Provided information =>
○ ○ ○ ○ ○ ○ ○

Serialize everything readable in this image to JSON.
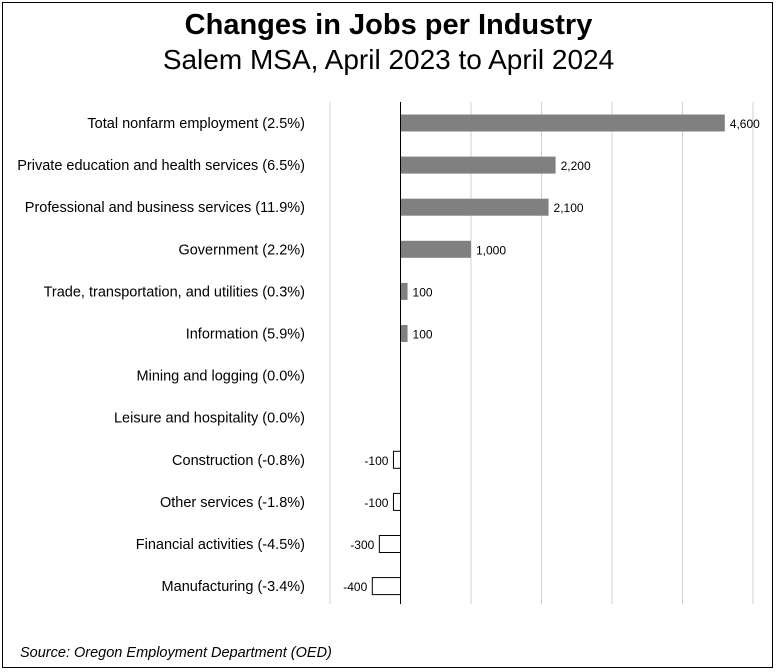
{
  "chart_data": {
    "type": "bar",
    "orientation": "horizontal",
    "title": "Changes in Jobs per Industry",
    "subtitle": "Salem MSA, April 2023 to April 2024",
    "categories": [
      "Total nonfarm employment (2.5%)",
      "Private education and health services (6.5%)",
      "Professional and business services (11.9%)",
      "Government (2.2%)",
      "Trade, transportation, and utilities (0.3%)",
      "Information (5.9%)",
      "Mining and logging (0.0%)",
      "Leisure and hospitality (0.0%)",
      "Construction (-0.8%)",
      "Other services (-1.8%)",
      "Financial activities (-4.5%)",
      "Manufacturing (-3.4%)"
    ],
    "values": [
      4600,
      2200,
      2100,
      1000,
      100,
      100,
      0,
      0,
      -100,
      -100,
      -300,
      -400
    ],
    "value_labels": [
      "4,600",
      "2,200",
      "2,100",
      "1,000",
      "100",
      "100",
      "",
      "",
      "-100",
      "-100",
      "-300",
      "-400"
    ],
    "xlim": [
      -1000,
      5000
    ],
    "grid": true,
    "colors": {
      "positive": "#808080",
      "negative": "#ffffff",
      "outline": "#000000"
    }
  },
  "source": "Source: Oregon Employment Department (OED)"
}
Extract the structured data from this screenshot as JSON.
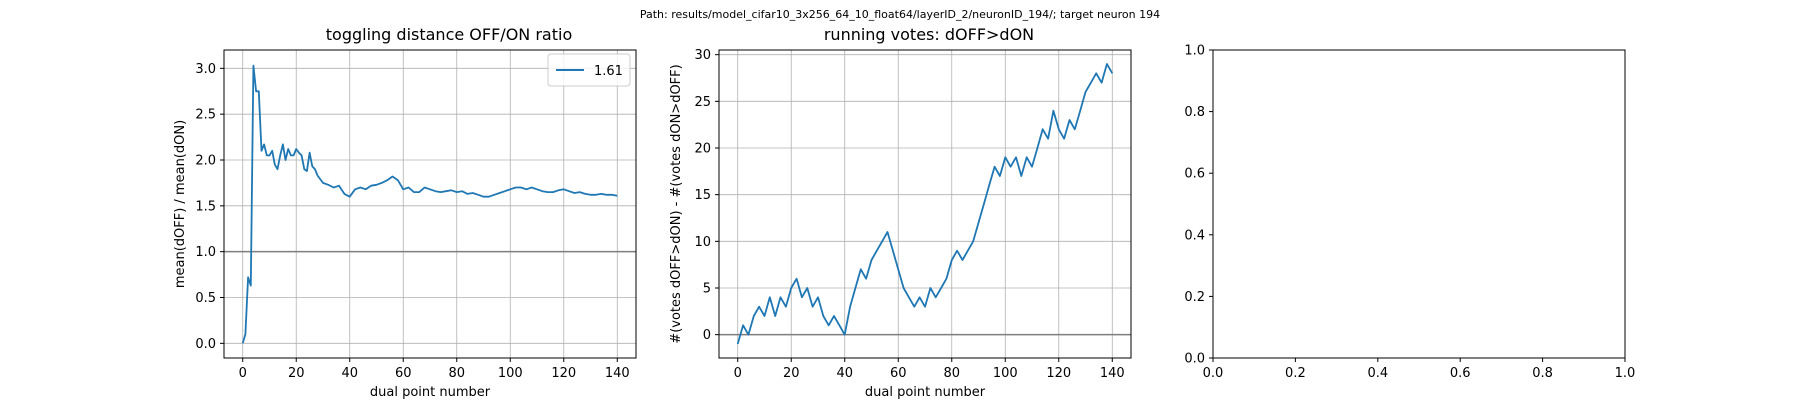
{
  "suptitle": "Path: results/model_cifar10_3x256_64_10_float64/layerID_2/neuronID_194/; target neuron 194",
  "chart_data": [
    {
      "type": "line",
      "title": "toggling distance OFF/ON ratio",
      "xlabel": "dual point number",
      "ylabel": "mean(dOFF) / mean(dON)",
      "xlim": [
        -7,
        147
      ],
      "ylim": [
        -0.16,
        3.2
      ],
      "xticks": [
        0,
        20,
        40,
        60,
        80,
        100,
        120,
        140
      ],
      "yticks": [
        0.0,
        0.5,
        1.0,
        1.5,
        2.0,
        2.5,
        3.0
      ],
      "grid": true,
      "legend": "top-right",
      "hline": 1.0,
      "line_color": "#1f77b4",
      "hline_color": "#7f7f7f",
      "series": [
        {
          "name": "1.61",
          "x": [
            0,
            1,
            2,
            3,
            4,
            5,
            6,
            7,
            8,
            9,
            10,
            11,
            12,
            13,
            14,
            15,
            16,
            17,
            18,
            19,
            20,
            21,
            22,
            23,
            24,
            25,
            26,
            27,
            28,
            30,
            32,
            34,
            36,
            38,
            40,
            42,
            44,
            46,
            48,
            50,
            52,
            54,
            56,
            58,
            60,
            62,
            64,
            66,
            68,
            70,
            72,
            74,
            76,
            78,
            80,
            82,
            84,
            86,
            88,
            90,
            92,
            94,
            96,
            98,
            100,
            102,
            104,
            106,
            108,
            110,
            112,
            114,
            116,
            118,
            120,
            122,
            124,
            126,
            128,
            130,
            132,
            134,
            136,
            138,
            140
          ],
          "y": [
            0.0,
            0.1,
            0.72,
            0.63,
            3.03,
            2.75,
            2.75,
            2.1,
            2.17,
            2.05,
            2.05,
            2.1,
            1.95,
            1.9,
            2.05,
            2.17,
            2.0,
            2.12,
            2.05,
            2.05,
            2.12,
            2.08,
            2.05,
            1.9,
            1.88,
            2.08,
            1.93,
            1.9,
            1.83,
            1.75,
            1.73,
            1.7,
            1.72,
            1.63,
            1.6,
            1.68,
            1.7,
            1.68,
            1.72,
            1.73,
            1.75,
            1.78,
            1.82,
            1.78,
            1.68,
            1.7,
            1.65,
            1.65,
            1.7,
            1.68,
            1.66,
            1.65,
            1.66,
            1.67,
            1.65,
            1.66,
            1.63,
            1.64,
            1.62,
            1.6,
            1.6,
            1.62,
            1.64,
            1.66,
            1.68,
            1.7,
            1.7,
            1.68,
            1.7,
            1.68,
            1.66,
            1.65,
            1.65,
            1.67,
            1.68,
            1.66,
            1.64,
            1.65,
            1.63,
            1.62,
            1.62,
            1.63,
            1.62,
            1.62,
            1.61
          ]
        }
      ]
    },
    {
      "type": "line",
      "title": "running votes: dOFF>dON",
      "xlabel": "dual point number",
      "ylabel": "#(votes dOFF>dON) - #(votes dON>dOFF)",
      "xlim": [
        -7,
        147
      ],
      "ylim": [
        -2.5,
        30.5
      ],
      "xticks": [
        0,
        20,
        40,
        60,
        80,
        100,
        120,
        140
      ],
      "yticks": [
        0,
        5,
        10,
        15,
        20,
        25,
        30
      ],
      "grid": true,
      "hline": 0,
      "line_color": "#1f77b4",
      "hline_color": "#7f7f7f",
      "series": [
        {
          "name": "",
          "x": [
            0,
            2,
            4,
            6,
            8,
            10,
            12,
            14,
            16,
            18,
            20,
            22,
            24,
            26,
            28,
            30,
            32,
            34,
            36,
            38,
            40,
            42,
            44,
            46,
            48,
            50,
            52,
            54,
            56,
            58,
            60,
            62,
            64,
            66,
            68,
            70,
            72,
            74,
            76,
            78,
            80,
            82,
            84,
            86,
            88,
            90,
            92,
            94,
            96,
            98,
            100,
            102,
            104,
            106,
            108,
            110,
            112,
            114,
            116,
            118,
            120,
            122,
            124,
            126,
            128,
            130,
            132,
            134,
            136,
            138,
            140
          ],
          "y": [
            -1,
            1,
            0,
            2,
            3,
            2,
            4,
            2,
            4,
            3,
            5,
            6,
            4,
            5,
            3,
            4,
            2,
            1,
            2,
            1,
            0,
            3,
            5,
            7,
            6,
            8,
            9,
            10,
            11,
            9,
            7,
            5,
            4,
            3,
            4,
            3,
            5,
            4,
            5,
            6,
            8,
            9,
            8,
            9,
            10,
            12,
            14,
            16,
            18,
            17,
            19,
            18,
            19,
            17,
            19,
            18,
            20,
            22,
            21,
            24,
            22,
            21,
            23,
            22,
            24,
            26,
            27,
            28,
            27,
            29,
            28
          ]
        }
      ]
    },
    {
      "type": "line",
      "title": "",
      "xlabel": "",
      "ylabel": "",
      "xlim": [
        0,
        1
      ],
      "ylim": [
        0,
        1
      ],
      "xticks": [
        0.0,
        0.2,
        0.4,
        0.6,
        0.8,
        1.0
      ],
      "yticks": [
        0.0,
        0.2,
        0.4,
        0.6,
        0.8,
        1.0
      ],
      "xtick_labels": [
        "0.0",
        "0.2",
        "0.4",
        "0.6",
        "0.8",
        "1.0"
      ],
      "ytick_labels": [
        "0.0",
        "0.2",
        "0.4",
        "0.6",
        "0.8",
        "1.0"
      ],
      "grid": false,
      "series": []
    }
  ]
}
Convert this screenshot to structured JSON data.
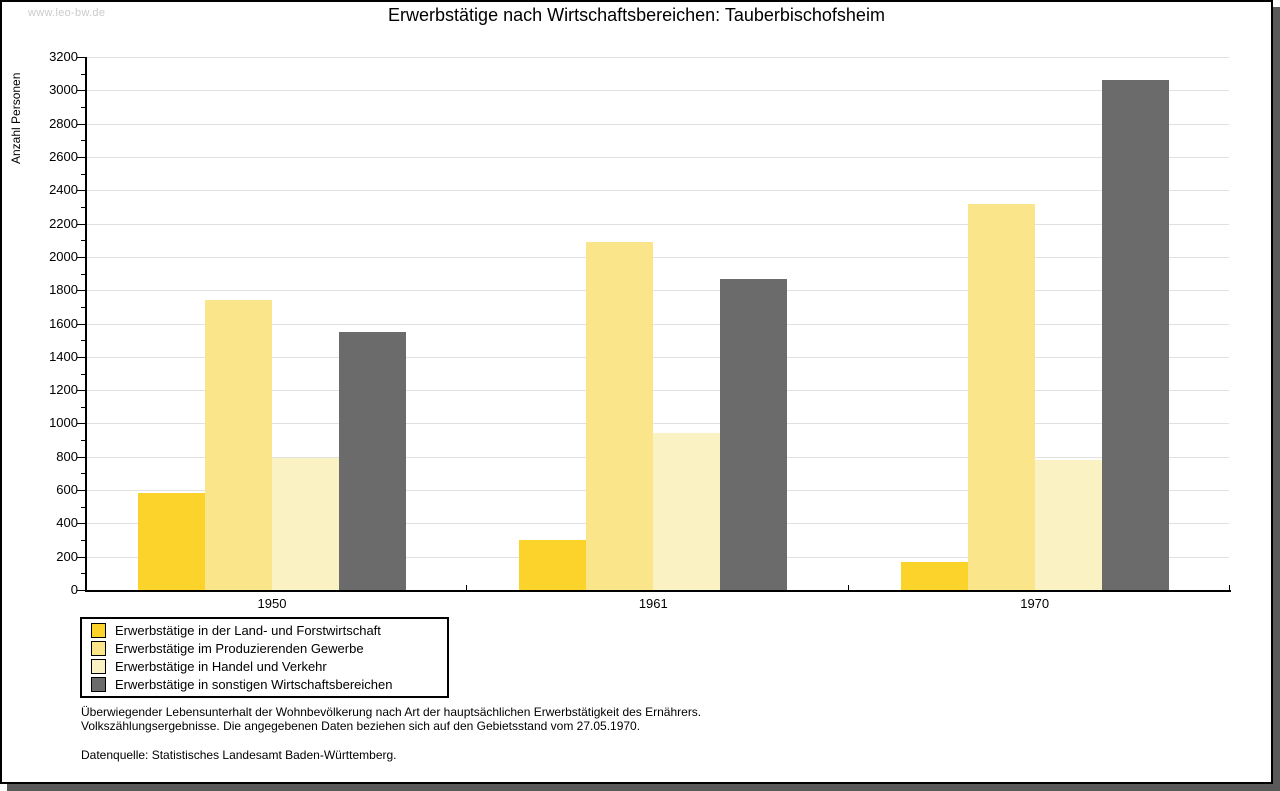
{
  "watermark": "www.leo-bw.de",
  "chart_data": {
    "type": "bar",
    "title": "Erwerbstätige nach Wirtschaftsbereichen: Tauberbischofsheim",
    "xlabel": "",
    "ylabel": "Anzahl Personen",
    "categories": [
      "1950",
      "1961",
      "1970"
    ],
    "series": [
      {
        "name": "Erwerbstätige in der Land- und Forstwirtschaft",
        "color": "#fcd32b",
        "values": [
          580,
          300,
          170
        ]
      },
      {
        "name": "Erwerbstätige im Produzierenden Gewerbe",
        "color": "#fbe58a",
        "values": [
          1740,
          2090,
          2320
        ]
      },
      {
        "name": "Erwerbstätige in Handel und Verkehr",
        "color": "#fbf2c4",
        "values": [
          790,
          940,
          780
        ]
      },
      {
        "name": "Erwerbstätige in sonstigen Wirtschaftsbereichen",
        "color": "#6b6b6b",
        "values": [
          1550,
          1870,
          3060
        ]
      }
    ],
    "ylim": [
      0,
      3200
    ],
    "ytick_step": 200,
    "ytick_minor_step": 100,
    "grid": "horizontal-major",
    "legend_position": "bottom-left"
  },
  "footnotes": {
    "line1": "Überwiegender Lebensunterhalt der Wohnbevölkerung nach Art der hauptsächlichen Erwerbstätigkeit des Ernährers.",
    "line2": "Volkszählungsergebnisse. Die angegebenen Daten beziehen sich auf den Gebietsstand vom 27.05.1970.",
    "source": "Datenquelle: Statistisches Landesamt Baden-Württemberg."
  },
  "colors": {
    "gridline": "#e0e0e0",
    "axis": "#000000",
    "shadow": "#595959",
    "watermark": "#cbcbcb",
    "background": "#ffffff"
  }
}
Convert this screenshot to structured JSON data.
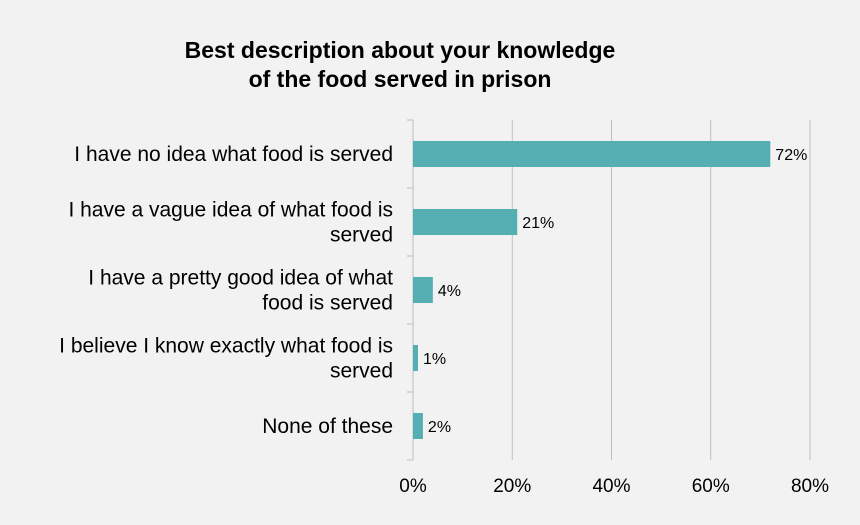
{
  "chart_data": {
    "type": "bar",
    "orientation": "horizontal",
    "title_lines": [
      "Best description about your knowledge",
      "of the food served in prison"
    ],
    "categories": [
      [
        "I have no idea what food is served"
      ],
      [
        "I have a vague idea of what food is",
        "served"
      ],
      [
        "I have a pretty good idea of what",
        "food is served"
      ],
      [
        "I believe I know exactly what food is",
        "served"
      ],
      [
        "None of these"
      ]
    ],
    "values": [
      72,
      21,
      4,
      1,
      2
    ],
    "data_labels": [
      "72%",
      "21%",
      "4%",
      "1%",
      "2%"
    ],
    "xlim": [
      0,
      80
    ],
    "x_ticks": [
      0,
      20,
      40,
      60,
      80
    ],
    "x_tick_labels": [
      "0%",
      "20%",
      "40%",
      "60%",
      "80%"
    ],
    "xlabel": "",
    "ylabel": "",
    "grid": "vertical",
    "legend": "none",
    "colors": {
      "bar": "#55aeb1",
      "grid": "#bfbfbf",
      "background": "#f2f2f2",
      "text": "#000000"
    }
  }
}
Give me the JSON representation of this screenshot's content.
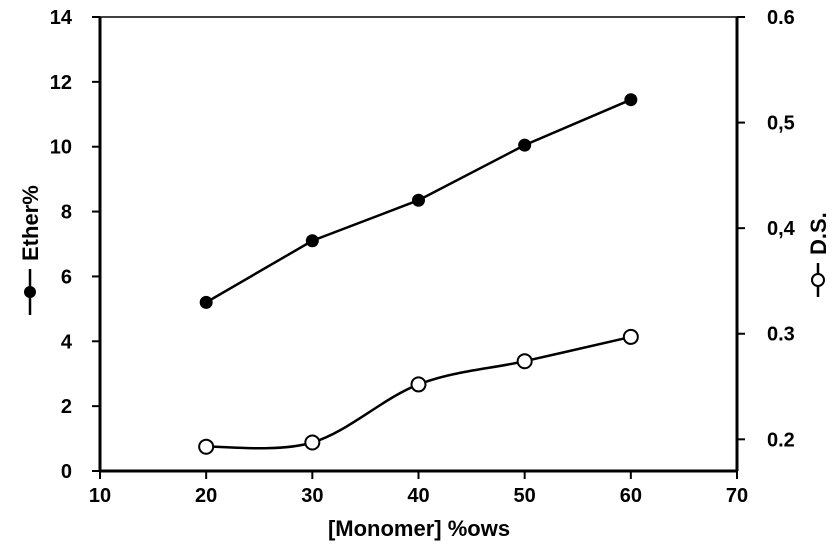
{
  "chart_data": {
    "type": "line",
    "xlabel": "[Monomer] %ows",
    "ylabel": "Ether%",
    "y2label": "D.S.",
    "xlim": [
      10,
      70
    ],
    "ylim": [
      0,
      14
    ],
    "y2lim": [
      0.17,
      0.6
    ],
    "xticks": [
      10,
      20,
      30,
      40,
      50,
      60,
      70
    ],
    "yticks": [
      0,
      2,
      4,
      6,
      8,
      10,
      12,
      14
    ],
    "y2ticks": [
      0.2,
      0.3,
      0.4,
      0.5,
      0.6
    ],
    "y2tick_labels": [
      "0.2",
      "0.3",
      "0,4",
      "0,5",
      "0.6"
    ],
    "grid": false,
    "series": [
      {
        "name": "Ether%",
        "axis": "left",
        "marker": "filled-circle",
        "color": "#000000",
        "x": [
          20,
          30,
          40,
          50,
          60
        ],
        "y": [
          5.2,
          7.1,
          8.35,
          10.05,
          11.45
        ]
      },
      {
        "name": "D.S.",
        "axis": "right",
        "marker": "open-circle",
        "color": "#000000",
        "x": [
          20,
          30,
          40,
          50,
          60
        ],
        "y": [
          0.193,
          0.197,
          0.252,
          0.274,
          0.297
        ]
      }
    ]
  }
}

○ ○ ○ ○ ○ ○ ○

Count the lines that hold the string "votes", and reply with that number alone.

2